_Data entries_
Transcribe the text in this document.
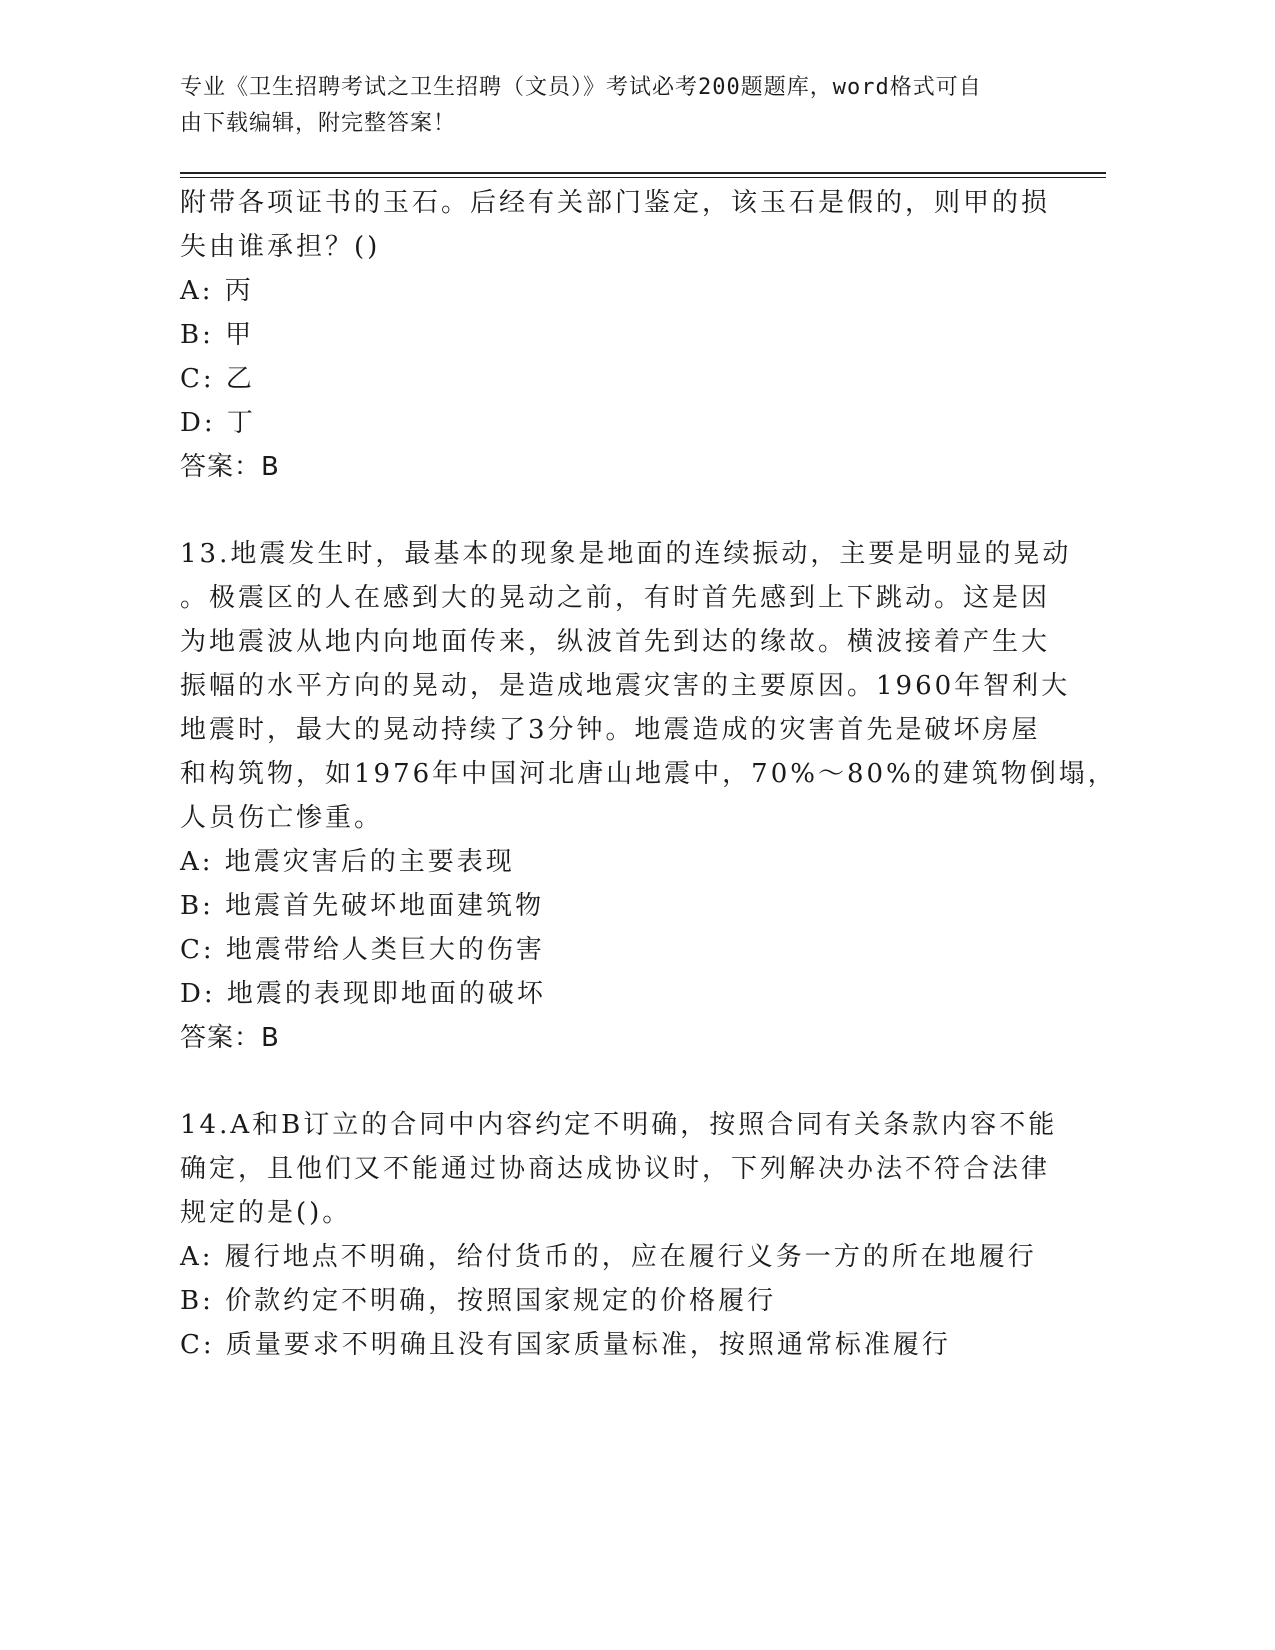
专业《卫生招聘考试之卫生招聘（文员）》考试必考200题题库，word格式可自
由下载编辑，附完整答案！
附带各项证书的玉石。后经有关部门鉴定，该玉石是假的，则甲的损
失由谁承担？()
A: 丙
B: 甲
C: 乙
D: 丁
答案：B
13.地震发生时，最基本的现象是地面的连续振动，主要是明显的晃动
。极震区的人在感到大的晃动之前，有时首先感到上下跳动。这是因
为地震波从地内向地面传来，纵波首先到达的缘故。横波接着产生大
振幅的水平方向的晃动，是造成地震灾害的主要原因。1960年智利大
地震时，最大的晃动持续了3分钟。地震造成的灾害首先是破坏房屋
和构筑物，如1976年中国河北唐山地震中，70%～80%的建筑物倒塌，
人员伤亡惨重。
A: 地震灾害后的主要表现
B: 地震首先破坏地面建筑物
C: 地震带给人类巨大的伤害
D: 地震的表现即地面的破坏
答案：B
14.A和B订立的合同中内容约定不明确，按照合同有关条款内容不能
确定，且他们又不能通过协商达成协议时，下列解决办法不符合法律
规定的是()。
A: 履行地点不明确，给付货币的，应在履行义务一方的所在地履行
B: 价款约定不明确，按照国家规定的价格履行
C: 质量要求不明确且没有国家质量标准，按照通常标准履行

_What this task involves_
Repeat the preceding records precisely, and leave every picture out of the copy.

_In response_
Transcribe the text in this document.
专业《卫生招聘考试之卫生招聘（文员）》考试必考200题题库，word格式可自
由下载编辑，附完整答案！
附带各项证书的玉石。后经有关部门鉴定，该玉石是假的，则甲的损
失由谁承担？()
A: 丙
B: 甲
C: 乙
D: 丁
答案：B
13.地震发生时，最基本的现象是地面的连续振动，主要是明显的晃动
。极震区的人在感到大的晃动之前，有时首先感到上下跳动。这是因
为地震波从地内向地面传来，纵波首先到达的缘故。横波接着产生大
振幅的水平方向的晃动，是造成地震灾害的主要原因。1960年智利大
地震时，最大的晃动持续了3分钟。地震造成的灾害首先是破坏房屋
和构筑物，如1976年中国河北唐山地震中，70%～80%的建筑物倒塌，
人员伤亡惨重。
A: 地震灾害后的主要表现
B: 地震首先破坏地面建筑物
C: 地震带给人类巨大的伤害
D: 地震的表现即地面的破坏
答案：B
14.A和B订立的合同中内容约定不明确，按照合同有关条款内容不能
确定，且他们又不能通过协商达成协议时，下列解决办法不符合法律
规定的是()。
A: 履行地点不明确，给付货币的，应在履行义务一方的所在地履行
B: 价款约定不明确，按照国家规定的价格履行
C: 质量要求不明确且没有国家质量标准，按照通常标准履行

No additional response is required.